══ Dataset entries ══

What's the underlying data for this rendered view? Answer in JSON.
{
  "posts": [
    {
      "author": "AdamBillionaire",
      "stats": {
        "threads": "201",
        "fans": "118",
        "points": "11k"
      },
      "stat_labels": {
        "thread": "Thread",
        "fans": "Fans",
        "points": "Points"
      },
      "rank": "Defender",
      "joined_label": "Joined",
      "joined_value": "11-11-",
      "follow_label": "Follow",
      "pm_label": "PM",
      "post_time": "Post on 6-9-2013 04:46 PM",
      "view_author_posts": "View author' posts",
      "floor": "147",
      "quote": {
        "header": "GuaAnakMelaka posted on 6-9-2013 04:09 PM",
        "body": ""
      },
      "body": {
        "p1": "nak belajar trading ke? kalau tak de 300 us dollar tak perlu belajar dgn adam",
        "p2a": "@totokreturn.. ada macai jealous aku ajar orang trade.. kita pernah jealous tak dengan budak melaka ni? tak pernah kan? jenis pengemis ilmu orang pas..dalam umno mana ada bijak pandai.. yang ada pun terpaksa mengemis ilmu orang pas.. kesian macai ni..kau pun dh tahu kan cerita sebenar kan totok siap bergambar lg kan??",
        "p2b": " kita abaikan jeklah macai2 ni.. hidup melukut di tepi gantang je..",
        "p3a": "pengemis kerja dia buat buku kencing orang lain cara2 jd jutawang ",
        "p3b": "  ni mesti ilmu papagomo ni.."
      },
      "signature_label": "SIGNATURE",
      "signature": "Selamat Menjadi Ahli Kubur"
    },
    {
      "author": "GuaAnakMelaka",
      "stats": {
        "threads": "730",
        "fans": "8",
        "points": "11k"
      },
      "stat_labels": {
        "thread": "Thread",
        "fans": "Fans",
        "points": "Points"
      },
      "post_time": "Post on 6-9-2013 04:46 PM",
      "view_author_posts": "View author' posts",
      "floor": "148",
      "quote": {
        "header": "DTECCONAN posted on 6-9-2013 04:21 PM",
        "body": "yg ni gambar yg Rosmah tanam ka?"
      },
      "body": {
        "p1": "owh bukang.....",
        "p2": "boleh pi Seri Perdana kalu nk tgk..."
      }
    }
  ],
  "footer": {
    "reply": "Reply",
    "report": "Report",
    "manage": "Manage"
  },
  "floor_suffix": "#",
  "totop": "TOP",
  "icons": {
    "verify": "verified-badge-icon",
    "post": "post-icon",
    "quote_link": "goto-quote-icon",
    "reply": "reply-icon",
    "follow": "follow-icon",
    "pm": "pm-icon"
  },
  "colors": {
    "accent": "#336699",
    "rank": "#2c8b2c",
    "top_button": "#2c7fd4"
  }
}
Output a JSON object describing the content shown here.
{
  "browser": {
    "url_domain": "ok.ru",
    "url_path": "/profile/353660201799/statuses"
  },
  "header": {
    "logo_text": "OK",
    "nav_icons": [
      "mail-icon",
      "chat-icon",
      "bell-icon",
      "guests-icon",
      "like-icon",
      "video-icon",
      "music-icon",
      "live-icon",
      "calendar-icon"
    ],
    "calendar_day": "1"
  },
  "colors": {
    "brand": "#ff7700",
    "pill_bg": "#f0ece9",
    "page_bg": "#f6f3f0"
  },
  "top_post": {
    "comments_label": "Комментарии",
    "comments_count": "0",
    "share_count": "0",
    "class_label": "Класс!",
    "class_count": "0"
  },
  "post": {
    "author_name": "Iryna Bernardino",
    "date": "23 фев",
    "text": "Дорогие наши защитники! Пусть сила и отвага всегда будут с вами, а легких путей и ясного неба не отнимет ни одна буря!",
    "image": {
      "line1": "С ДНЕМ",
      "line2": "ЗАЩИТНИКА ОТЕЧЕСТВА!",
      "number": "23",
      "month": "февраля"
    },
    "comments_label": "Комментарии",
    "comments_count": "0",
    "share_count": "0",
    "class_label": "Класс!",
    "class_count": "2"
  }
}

═══

◆ **The exercise**:
Would you reproduce all the entries exactly?

◆ **Exercise answer**:
What's the underlying data for this rendered view? Answer in JSON.
{
  "posts": [
    {
      "author": "AdamBillionaire",
      "stats": {
        "threads": "201",
        "fans": "118",
        "points": "11k"
      },
      "stat_labels": {
        "thread": "Thread",
        "fans": "Fans",
        "points": "Points"
      },
      "rank": "Defender",
      "joined_label": "Joined",
      "joined_value": "11-11-",
      "follow_label": "Follow",
      "pm_label": "PM",
      "post_time": "Post on 6-9-2013 04:46 PM",
      "view_author_posts": "View author' posts",
      "floor": "147",
      "quote": {
        "header": "GuaAnakMelaka posted on 6-9-2013 04:09 PM",
        "body": ""
      },
      "body": {
        "p1": "nak belajar trading ke? kalau tak de 300 us dollar tak perlu belajar dgn adam",
        "p2a": "@totokreturn.. ada macai jealous aku ajar orang trade.. kita pernah jealous tak dengan budak melaka ni? tak pernah kan? jenis pengemis ilmu orang pas..dalam umno mana ada bijak pandai.. yang ada pun terpaksa mengemis ilmu orang pas.. kesian macai ni..kau pun dh tahu kan cerita sebenar kan totok siap bergambar lg kan??",
        "p2b": " kita abaikan jeklah macai2 ni.. hidup melukut di tepi gantang je..",
        "p3a": "pengemis kerja dia buat buku kencing orang lain cara2 jd jutawang ",
        "p3b": "  ni mesti ilmu papagomo ni.."
      },
      "signature_label": "SIGNATURE",
      "signature": "Selamat Menjadi Ahli Kubur"
    },
    {
      "author": "GuaAnakMelaka",
      "stats": {
        "threads": "730",
        "fans": "8",
        "points": "11k"
      },
      "stat_labels": {
        "thread": "Thread",
        "fans": "Fans",
        "points": "Points"
      },
      "post_time": "Post on 6-9-2013 04:46 PM",
      "view_author_posts": "View author' posts",
      "floor": "148",
      "quote": {
        "header": "DTECCONAN posted on 6-9-2013 04:21 PM",
        "body": "yg ni gambar yg Rosmah tanam ka?"
      },
      "body": {
        "p1": "owh bukang.....",
        "p2": "boleh pi Seri Perdana kalu nk tgk..."
      }
    }
  ],
  "footer": {
    "reply": "Reply",
    "report": "Report",
    "manage": "Manage"
  },
  "floor_suffix": "#",
  "totop": "TOP",
  "icons": {
    "verify": "verified-badge-icon",
    "post": "post-icon",
    "quote_link": "goto-quote-icon",
    "reply": "reply-icon",
    "follow": "follow-icon",
    "pm": "pm-icon"
  },
  "colors": {
    "accent": "#336699",
    "rank": "#2c8b2c",
    "top_button": "#2c7fd4"
  }
}
Output a JSON object describing the content shown here.
{
  "browser": {
    "url_domain": "ok.ru",
    "url_path": "/profile/353660201799/statuses"
  },
  "header": {
    "logo_text": "OK",
    "nav_icons": [
      "mail-icon",
      "chat-icon",
      "bell-icon",
      "guests-icon",
      "like-icon",
      "video-icon",
      "music-icon",
      "live-icon",
      "calendar-icon"
    ],
    "calendar_day": "1"
  },
  "colors": {
    "brand": "#ff7700",
    "pill_bg": "#f0ece9",
    "page_bg": "#f6f3f0"
  },
  "top_post": {
    "comments_label": "Комментарии",
    "comments_count": "0",
    "share_count": "0",
    "class_label": "Класс!",
    "class_count": "0"
  },
  "post": {
    "author_name": "Iryna Bernardino",
    "date": "23 фев",
    "text": "Дорогие наши защитники! Пусть сила и отвага всегда будут с вами, а легких путей и ясного неба не отнимет ни одна буря!",
    "image": {
      "line1": "С ДНЕМ",
      "line2": "ЗАЩИТНИКА ОТЕЧЕСТВА!",
      "number": "23",
      "month": "февраля"
    },
    "comments_label": "Комментарии",
    "comments_count": "0",
    "share_count": "0",
    "class_label": "Класс!",
    "class_count": "2"
  }
}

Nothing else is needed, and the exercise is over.